* [Challenge]:
Find and copy every line in the records that includes the string "Redirection".

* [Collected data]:

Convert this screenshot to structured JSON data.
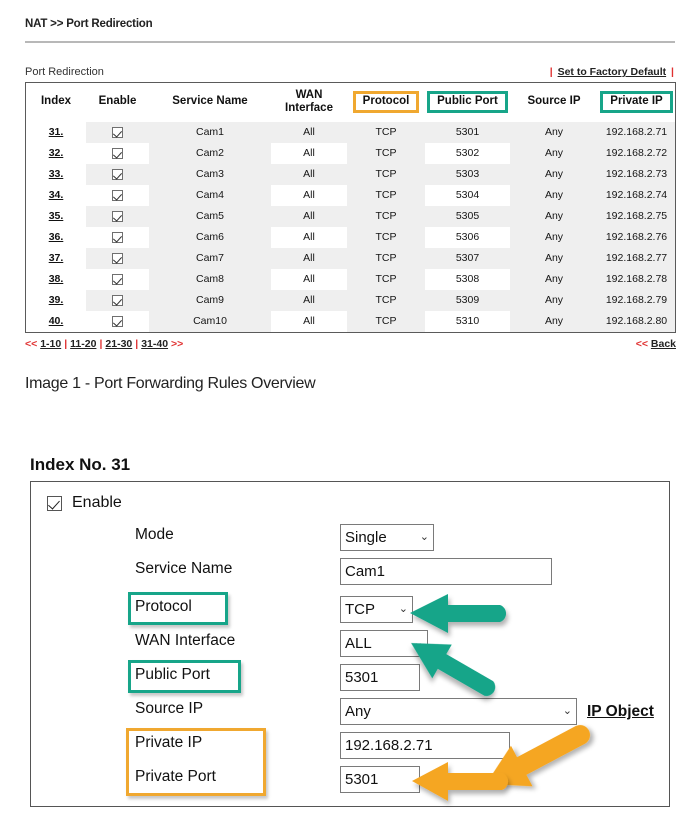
{
  "breadcrumb": "NAT >> Port Redirection",
  "panel": {
    "title": "Port Redirection",
    "factory_label": "Set to Factory Default",
    "pipe": "|"
  },
  "table": {
    "headers": [
      "Index",
      "Enable",
      "Service Name",
      "WAN Interface",
      "Protocol",
      "Public Port",
      "Source IP",
      "Private IP"
    ],
    "header_wan_line1": "WAN",
    "header_wan_line2": "Interface",
    "rows": [
      {
        "index": "31.",
        "enable": true,
        "service": "Cam1",
        "wan": "All",
        "protocol": "TCP",
        "public_port": "5301",
        "source_ip": "Any",
        "private_ip": "192.168.2.71"
      },
      {
        "index": "32.",
        "enable": true,
        "service": "Cam2",
        "wan": "All",
        "protocol": "TCP",
        "public_port": "5302",
        "source_ip": "Any",
        "private_ip": "192.168.2.72"
      },
      {
        "index": "33.",
        "enable": true,
        "service": "Cam3",
        "wan": "All",
        "protocol": "TCP",
        "public_port": "5303",
        "source_ip": "Any",
        "private_ip": "192.168.2.73"
      },
      {
        "index": "34.",
        "enable": true,
        "service": "Cam4",
        "wan": "All",
        "protocol": "TCP",
        "public_port": "5304",
        "source_ip": "Any",
        "private_ip": "192.168.2.74"
      },
      {
        "index": "35.",
        "enable": true,
        "service": "Cam5",
        "wan": "All",
        "protocol": "TCP",
        "public_port": "5305",
        "source_ip": "Any",
        "private_ip": "192.168.2.75"
      },
      {
        "index": "36.",
        "enable": true,
        "service": "Cam6",
        "wan": "All",
        "protocol": "TCP",
        "public_port": "5306",
        "source_ip": "Any",
        "private_ip": "192.168.2.76"
      },
      {
        "index": "37.",
        "enable": true,
        "service": "Cam7",
        "wan": "All",
        "protocol": "TCP",
        "public_port": "5307",
        "source_ip": "Any",
        "private_ip": "192.168.2.77"
      },
      {
        "index": "38.",
        "enable": true,
        "service": "Cam8",
        "wan": "All",
        "protocol": "TCP",
        "public_port": "5308",
        "source_ip": "Any",
        "private_ip": "192.168.2.78"
      },
      {
        "index": "39.",
        "enable": true,
        "service": "Cam9",
        "wan": "All",
        "protocol": "TCP",
        "public_port": "5309",
        "source_ip": "Any",
        "private_ip": "192.168.2.79"
      },
      {
        "index": "40.",
        "enable": true,
        "service": "Cam10",
        "wan": "All",
        "protocol": "TCP",
        "public_port": "5310",
        "source_ip": "Any",
        "private_ip": "192.168.2.80"
      }
    ]
  },
  "pager": {
    "prev_arrow": "<<",
    "next_arrow": ">>",
    "pages": [
      "1-10",
      "11-20",
      "21-30",
      "31-40"
    ],
    "back_arrow": "<<",
    "back_label": "Back"
  },
  "caption": "Image 1 - Port Forwarding Rules Overview",
  "detail": {
    "index_title": "Index No. 31",
    "enable_label": "Enable",
    "fields": {
      "mode": {
        "label": "Mode",
        "value": "Single"
      },
      "service_name": {
        "label": "Service Name",
        "value": "Cam1"
      },
      "protocol": {
        "label": "Protocol",
        "value": "TCP"
      },
      "wan_interface": {
        "label": "WAN Interface",
        "value": "ALL"
      },
      "public_port": {
        "label": "Public Port",
        "value": "5301"
      },
      "source_ip": {
        "label": "Source IP",
        "value": "Any"
      },
      "private_ip": {
        "label": "Private IP",
        "value": "192.168.2.71"
      },
      "private_port": {
        "label": "Private Port",
        "value": "5301"
      }
    },
    "ip_object_link": "IP Object",
    "chevron": "⌄"
  },
  "colors": {
    "highlight_teal": "#17a589",
    "highlight_orange": "#f0a830",
    "link_red": "#e03030",
    "row_shade": "#efefef"
  }
}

* [Answer to this problem]:
  "breadcrumb": "NAT >> Port Redirection",
    "title": "Port Redirection",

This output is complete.